***** Given data

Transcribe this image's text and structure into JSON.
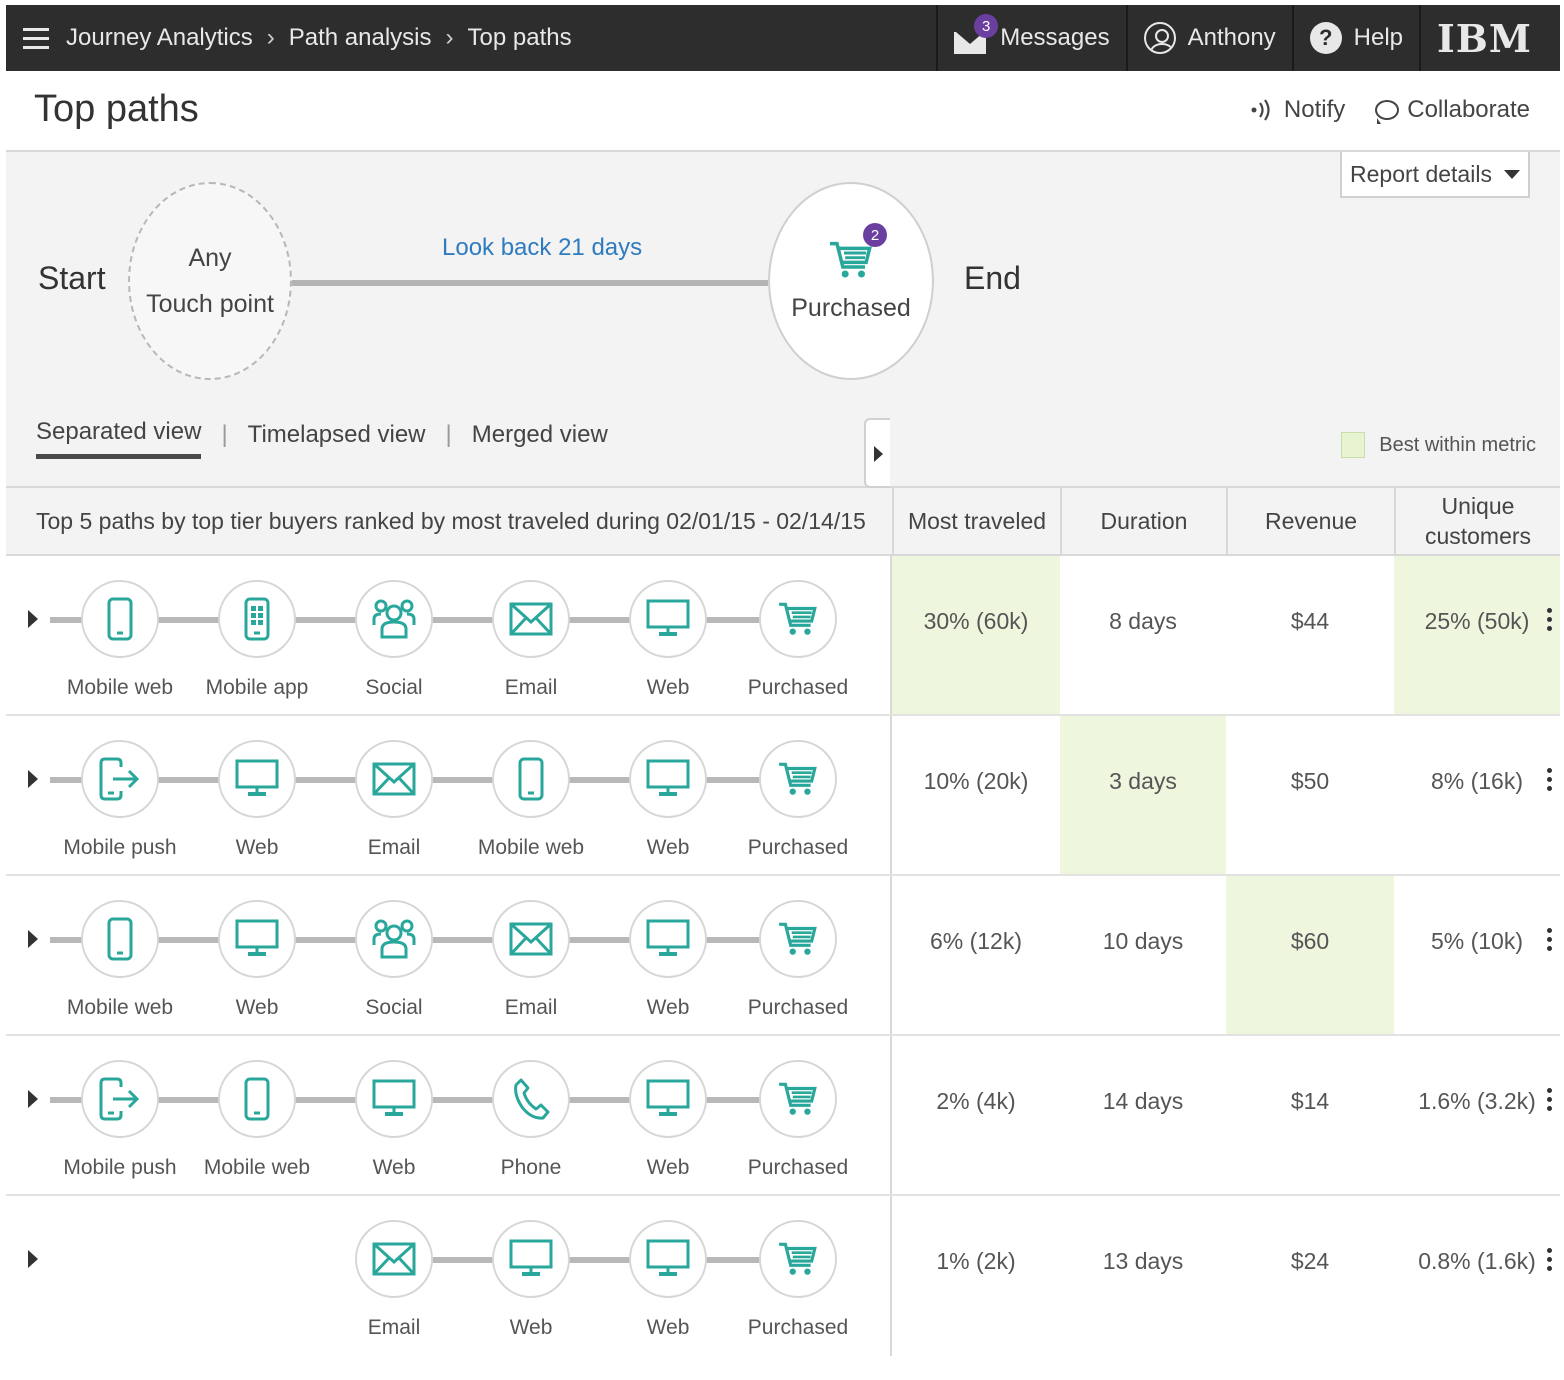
{
  "header": {
    "breadcrumbs": [
      "Journey Analytics",
      "Path analysis",
      "Top paths"
    ],
    "messages_label": "Messages",
    "messages_count": "3",
    "user_label": "Anthony",
    "help_label": "Help",
    "brand": "IBM"
  },
  "page": {
    "title": "Top paths",
    "notify_label": "Notify",
    "collaborate_label": "Collaborate"
  },
  "config": {
    "report_details_label": "Report details",
    "start_label": "Start",
    "end_label": "End",
    "start_node_line1": "Any",
    "start_node_line2": "Touch point",
    "lookback_label": "Look back 21 days",
    "end_node_label": "Purchased",
    "end_node_badge": "2",
    "views": [
      "Separated view",
      "Timelapsed view",
      "Merged view"
    ],
    "active_view": "Separated view",
    "legend_label": "Best within metric"
  },
  "table": {
    "caption": "Top 5 paths by top tier buyers ranked by most traveled during 02/01/15 - 02/14/15",
    "columns": [
      "Most traveled",
      "Duration",
      "Revenue",
      "Unique\ncustomers"
    ],
    "rows": [
      {
        "steps": [
          {
            "icon": "mobile-web-icon",
            "label": "Mobile web"
          },
          {
            "icon": "mobile-app-icon",
            "label": "Mobile app"
          },
          {
            "icon": "social-icon",
            "label": "Social"
          },
          {
            "icon": "email-icon",
            "label": "Email"
          },
          {
            "icon": "web-icon",
            "label": "Web"
          },
          {
            "icon": "cart-icon",
            "label": "Purchased"
          }
        ],
        "most_traveled": "30% (60k)",
        "duration": "8 days",
        "revenue": "$44",
        "unique": "25% (50k)",
        "best": [
          "most_traveled",
          "unique"
        ]
      },
      {
        "steps": [
          {
            "icon": "mobile-push-icon",
            "label": "Mobile push"
          },
          {
            "icon": "web-icon",
            "label": "Web"
          },
          {
            "icon": "email-icon",
            "label": "Email"
          },
          {
            "icon": "mobile-web-icon",
            "label": "Mobile web"
          },
          {
            "icon": "web-icon",
            "label": "Web"
          },
          {
            "icon": "cart-icon",
            "label": "Purchased"
          }
        ],
        "most_traveled": "10% (20k)",
        "duration": "3 days",
        "revenue": "$50",
        "unique": "8% (16k)",
        "best": [
          "duration"
        ]
      },
      {
        "steps": [
          {
            "icon": "mobile-web-icon",
            "label": "Mobile web"
          },
          {
            "icon": "web-icon",
            "label": "Web"
          },
          {
            "icon": "social-icon",
            "label": "Social"
          },
          {
            "icon": "email-icon",
            "label": "Email"
          },
          {
            "icon": "web-icon",
            "label": "Web"
          },
          {
            "icon": "cart-icon",
            "label": "Purchased"
          }
        ],
        "most_traveled": "6% (12k)",
        "duration": "10 days",
        "revenue": "$60",
        "unique": "5% (10k)",
        "best": [
          "revenue"
        ]
      },
      {
        "steps": [
          {
            "icon": "mobile-push-icon",
            "label": "Mobile push"
          },
          {
            "icon": "mobile-web-icon",
            "label": "Mobile web"
          },
          {
            "icon": "web-icon",
            "label": "Web"
          },
          {
            "icon": "phone-icon",
            "label": "Phone"
          },
          {
            "icon": "web-icon",
            "label": "Web"
          },
          {
            "icon": "cart-icon",
            "label": "Purchased"
          }
        ],
        "most_traveled": "2% (4k)",
        "duration": "14 days",
        "revenue": "$14",
        "unique": "1.6% (3.2k)",
        "best": []
      },
      {
        "steps": [
          null,
          null,
          {
            "icon": "email-icon",
            "label": "Email"
          },
          {
            "icon": "web-icon",
            "label": "Web"
          },
          {
            "icon": "web-icon",
            "label": "Web"
          },
          {
            "icon": "cart-icon",
            "label": "Purchased"
          }
        ],
        "most_traveled": "1% (2k)",
        "duration": "13 days",
        "revenue": "$24",
        "unique": "0.8% (1.6k)",
        "best": []
      }
    ]
  },
  "colors": {
    "teal": "#2aa79b",
    "best_highlight": "#eef6dd",
    "accent_purple": "#6b3fa0",
    "link_blue": "#2e7bbf"
  }
}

**********

What the exercise asks -> Copy out each line in the listing that has the word "Separated".

Response ->
      "Separated view",
    "active_view": "Separated view",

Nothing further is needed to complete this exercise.